==== Material to process ====

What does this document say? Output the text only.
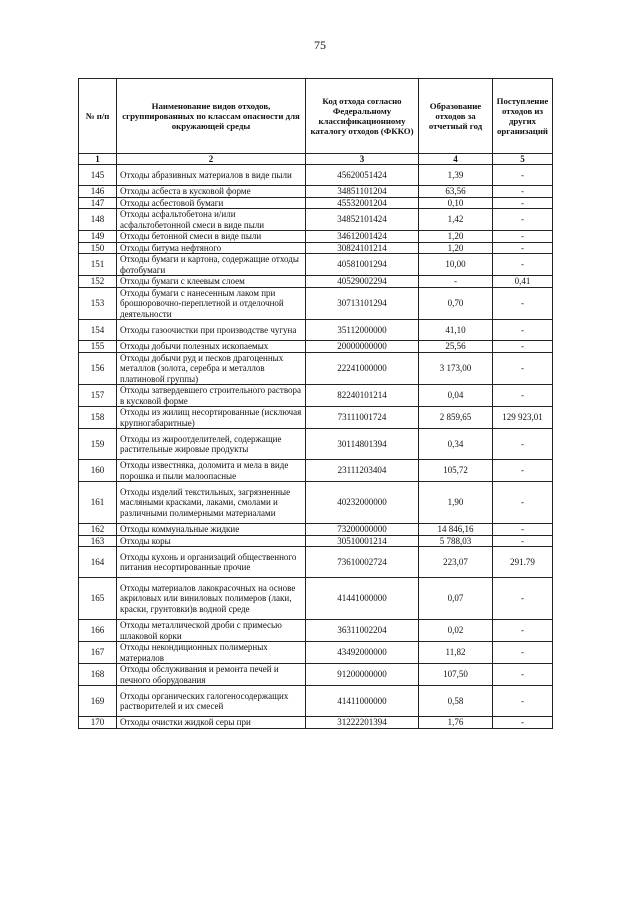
75
№ п/п	Наименование видов отходов, сгруппированных по классам опасности для окружающей среды	Код отхода согласно Федеральному классификационному каталогу отходов (ФККО)	Образование отходов за отчетный год	Поступление отходов из других организаций
1	2	3	4	5
145	Отходы абразивных материалов в виде пыли	45620051424	1,39	-
146	Отходы асбеста в кусковой форме	34851101204	63,56	-
147	Отходы асбестовой бумаги	45532001204	0,10	-
148	Отходы асфальтобетона и/или асфальтобетонной смеси в виде пыли	34852101424	1,42	-
149	Отходы бетонной смеси в виде пыли	34612001424	1,20	-
150	Отходы битума нефтяного	30824101214	1,20	-
151	Отходы бумаги и картона, содержащие отходы фотобумаги	40581001294	10,00	-
152	Отходы бумаги с клеевым слоем	40529002294	-	0,41
153	Отходы бумаги с нанесенным лаком при брошюровочно-переплетной и отделочной деятельности	30713101294	0,70	-
154	Отходы газоочистки при производстве чугуна	35112000000	41,10	-
155	Отходы добычи полезных ископаемых	20000000000	25,56	-
156	Отходы добычи руд и песков драгоценных металлов (золота, серебра и металлов платиновой группы)	22241000000	3 173,00	-
157	Отходы затвердевшего строительного раствора в кусковой форме	82240101214	0,04	-
158	Отходы из жилищ несортированные (исключая крупногабаритные)	73111001724	2 859,65	129 923,01
159	Отходы из жироотделителей, содержащие растительные жировые продукты	30114801394	0,34	-
160	Отходы известняка, доломита и мела в виде порошка и пыли малоопасные	23111203404	105,72	-
161	Отходы изделий текстильных, загрязненные масляными красками, лаками, смолами и различными полимерными материалами	40232000000	1,90	-
162	Отходы коммунальные жидкие	73200000000	14 846,16	-
163	Отходы коры	30510001214	5 788,03	-
164	Отходы кухонь и организаций общественного питания несортированные прочие	73610002724	223,07	291.79
165	Отходы материалов лакокрасочных на основе акриловых или виниловых полимеров (лаки, краски, грунтовки)в водной среде	41441000000	0,07	-
166	Отходы металлической дроби с примесью шлаковой корки	36311002204	0,02	-
167	Отходы некондиционных полимерных материалов	43492000000	11,82	-
168	Отходы обслуживания и ремонта печей и печного оборудования	91200000000	107,50	-
169	Отходы органических галогеносодержащих растворителей и их смесей	41411000000	0,58	-
170	Отходы очистки жидкой серы при	31222201394	1,76	-
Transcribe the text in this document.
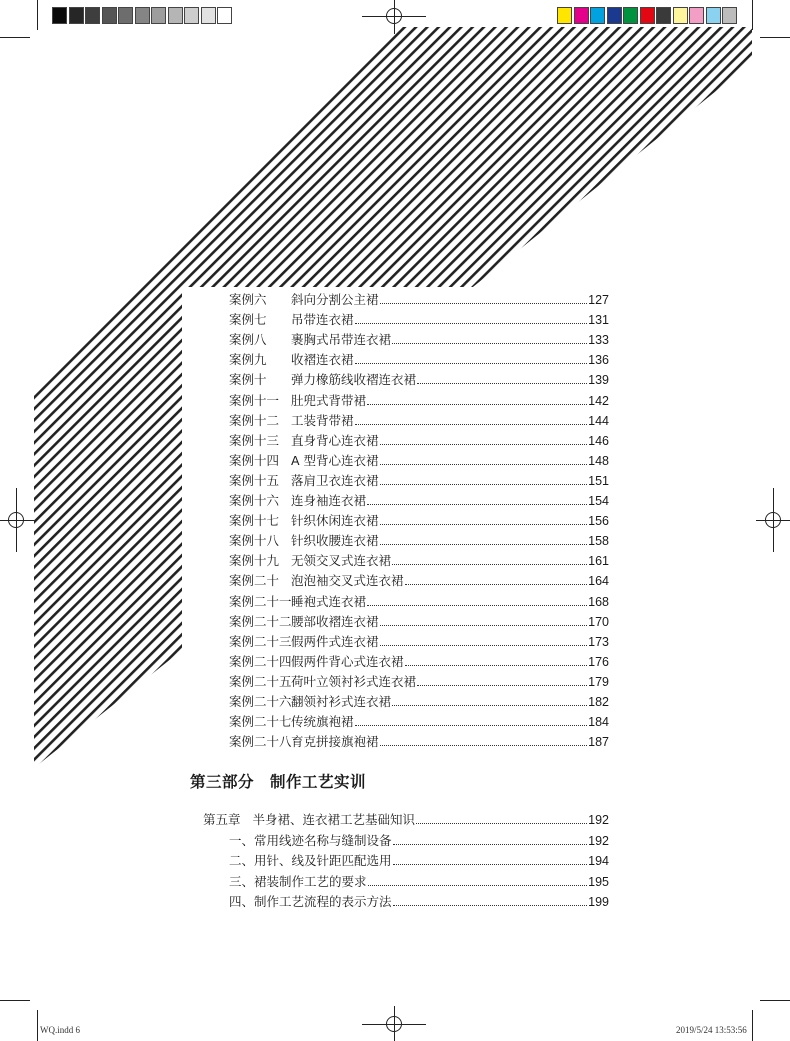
案例六	斜向分割公主裙	127
案例七	吊带连衣裙	131
案例八	裹胸式吊带连衣裙	133
案例九	收褶连衣裙	136
案例十	弹力橡筋线收褶连衣裙	139
案例十一 肚兜式背带裙	142
案例十二 工装背带裙	144
案例十三 直身背心连衣裙	146
案例十四 A 型背心连衣裙	148
案例十五 落肩卫衣连衣裙	151
案例十六 连身袖连衣裙	154
案例十七 针织休闲连衣裙	156
案例十八 针织收腰连衣裙	158
案例十九 无领交叉式连衣裙	161
案例二十 泡泡袖交叉式连衣裙	164
案例二十一 睡袍式连衣裙	168
案例二十二 腰部收褶连衣裙	170
案例二十三 假两件式连衣裙	173
案例二十四 假两件背心式连衣裙	176
案例二十五 荷叶立领衬衫式连衣裙	179
案例二十六 翻领衬衫式连衣裙	182
案例二十七 传统旗袍裙	184
案例二十八 育克拼接旗袍裙	187
第三部分 制作工艺实训
第五章 半身裙、连衣裙工艺基础知识	192
一、常用线迹名称与缝制设备	192
二、用针、线及针距匹配选用	194
三、裙装制作工艺的要求	195
四、制作工艺流程的表示方法	199
WQ.indd 6	2019/5/24 13:53:56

====

- [Goal] Copy the listing in full and without alteration, omitting every picture.

- [Correct answer]
What does this document say? Output the text only.
75
№ п/п	Наименование видов отходов, сгруппированных по классам опасности для окружающей среды	Код отхода согласно Федеральному классификационному каталогу отходов (ФККО)	Образование отходов за отчетный год	Поступление отходов из других организаций
1	2	3	4	5
145	Отходы абразивных материалов в виде пыли	45620051424	1,39	-
146	Отходы асбеста в кусковой форме	34851101204	63,56	-
147	Отходы асбестовой бумаги	45532001204	0,10	-
148	Отходы асфальтобетона и/или асфальтобетонной смеси в виде пыли	34852101424	1,42	-
149	Отходы бетонной смеси в виде пыли	34612001424	1,20	-
150	Отходы битума нефтяного	30824101214	1,20	-
151	Отходы бумаги и картона, содержащие отходы фотобумаги	40581001294	10,00	-
152	Отходы бумаги с клеевым слоем	40529002294	-	0,41
153	Отходы бумаги с нанесенным лаком при брошюровочно-переплетной и отделочной деятельности	30713101294	0,70	-
154	Отходы газоочистки при производстве чугуна	35112000000	41,10	-
155	Отходы добычи полезных ископаемых	20000000000	25,56	-
156	Отходы добычи руд и песков драгоценных металлов (золота, серебра и металлов платиновой группы)	22241000000	3 173,00	-
157	Отходы затвердевшего строительного раствора в кусковой форме	82240101214	0,04	-
158	Отходы из жилищ несортированные (исключая крупногабаритные)	73111001724	2 859,65	129 923,01
159	Отходы из жироотделителей, содержащие растительные жировые продукты	30114801394	0,34	-
160	Отходы известняка, доломита и мела в виде порошка и пыли малоопасные	23111203404	105,72	-
161	Отходы изделий текстильных, загрязненные масляными красками, лаками, смолами и различными полимерными материалами	40232000000	1,90	-
162	Отходы коммунальные жидкие	73200000000	14 846,16	-
163	Отходы коры	30510001214	5 788,03	-
164	Отходы кухонь и организаций общественного питания несортированные прочие	73610002724	223,07	291.79
165	Отходы материалов лакокрасочных на основе акриловых или виниловых полимеров (лаки, краски, грунтовки)в водной среде	41441000000	0,07	-
166	Отходы металлической дроби с примесью шлаковой корки	36311002204	0,02	-
167	Отходы некондиционных полимерных материалов	43492000000	11,82	-
168	Отходы обслуживания и ремонта печей и печного оборудования	91200000000	107,50	-
169	Отходы органических галогеносодержащих растворителей и их смесей	41411000000	0,58	-
170	Отходы очистки жидкой серы при	31222201394	1,76	-
Transcribe the text in this document.
案例六	斜向分割公主裙	127
案例七	吊带连衣裙	131
案例八	裹胸式吊带连衣裙	133
案例九	收褶连衣裙	136
案例十	弹力橡筋线收褶连衣裙	139
案例十一 肚兜式背带裙	142
案例十二 工装背带裙	144
案例十三 直身背心连衣裙	146
案例十四 A 型背心连衣裙	148
案例十五 落肩卫衣连衣裙	151
案例十六 连身袖连衣裙	154
案例十七 针织休闲连衣裙	156
案例十八 针织收腰连衣裙	158
案例十九 无领交叉式连衣裙	161
案例二十 泡泡袖交叉式连衣裙	164
案例二十一 睡袍式连衣裙	168
案例二十二 腰部收褶连衣裙	170
案例二十三 假两件式连衣裙	173
案例二十四 假两件背心式连衣裙	176
案例二十五 荷叶立领衬衫式连衣裙	179
案例二十六 翻领衬衫式连衣裙	182
案例二十七 传统旗袍裙	184
案例二十八 育克拼接旗袍裙	187
第三部分 制作工艺实训
第五章 半身裙、连衣裙工艺基础知识	192
一、常用线迹名称与缝制设备	192
二、用针、线及针距匹配选用	194
三、裙装制作工艺的要求	195
四、制作工艺流程的表示方法	199
WQ.indd 6	2019/5/24 13:53:56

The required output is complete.